SUPPLIED TEXT —
--------------------------------------------------
It's an important task because we could do it.

Carolyn Daughters:

And then we would have zero listeners and angry emails. So I try to keep us on track. To do that I have purchased the least technologically advanced timer in the world, which I can't figure out how to use because it went off while Sarah was reading. So, trust that between now and our next episode, I will learn how to use this battery-operated three button, very simple device.

Sarah Harrison:

Stay tuned, listeners, stayed tuned. Will we figure out the mystery of the alarm? To be continued ...

Carolyn Daughters:

I'm going to make this my job in between the episodes to figure it out. So let's talk less about alarms and more about Red Harvest.

Sarah Harrison:

Booze and blood. Those are some common themes.

Carolyn Daughters:

The book is set during Prohibition. I don't think the word "Prohibition" is used in the book.

Sarah Harrison:

No, I don't think it is. I think that's what we call it these days. For them, they didn't know it was the time of Prohibition because they just had a new law. It could have been indefinite, right?

Carolyn Daughters:

So this was just life in general, I guess. But it was a period of prohibition against the manufacture, transport, and sale of alcohol.

Sarah Harrison:

You wouldn't know it though, necessarily.

Carolyn Daughters:

It's interesting because in one of the very first scenes, the Continental Op has arrived in town, and there's this guy who definitely has a name.

Sarah Harrison:

That was Bill Quint

Carolyn Daughters:

Bill Quint, the International Workers of the World, the Wobblie organizer. They meet up in a bar. Now to get to this bar, they walk into some establishment, up some stairs, go into a room, and are able to sit at a table and order alcohol.

Sarah Harrison:

Yeah, it's remarkable what I don't pick up on sometimes when I read a book. Like, they go into the restaurant, and he's like, Oh. And I remember this because I was actually trying to look for the Continental Op's name, and couldn't find it. They go to this restaurant, and Bill's asks, Do you drink, and the Continental Op says something silly, like, "only when I have it." So then they go up some stairs. And it didn't occur to me that they were going into a back room where the people who knew where it was, had it hidden.
--------------------------------------------------
SUPPLIED DATA —
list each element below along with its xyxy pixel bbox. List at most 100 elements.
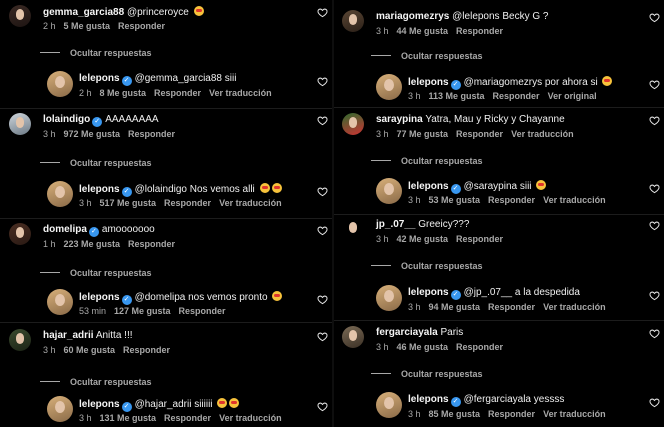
--------------------------------------------------
TASK SET —
a. From the Red Harvest transcript, copy the passage that begins at the words "The book is" and stops after the words "it though, necessarily.".
b. List every activity involving alcohol that the Red Harvest transcript says Prohibition banned.

SOLUTIONS PER TASK —
a.
The book is set during Prohibition. I don't think the word "Prohibition" is used in the book.

Sarah Harrison:

No, I don't think it is. I think that's what we call it these days. For them, they didn't know it was the time of Prohibition because they just had a new law. It could have been indefinite, right?

Carolyn Daughters:

So this was just life in general, I guess. But it was a period of prohibition against the manufacture, transport, and sale of alcohol.

Sarah Harrison:

You wouldn't know it though, necessarily.

b.
- manufacture
- transport
- sale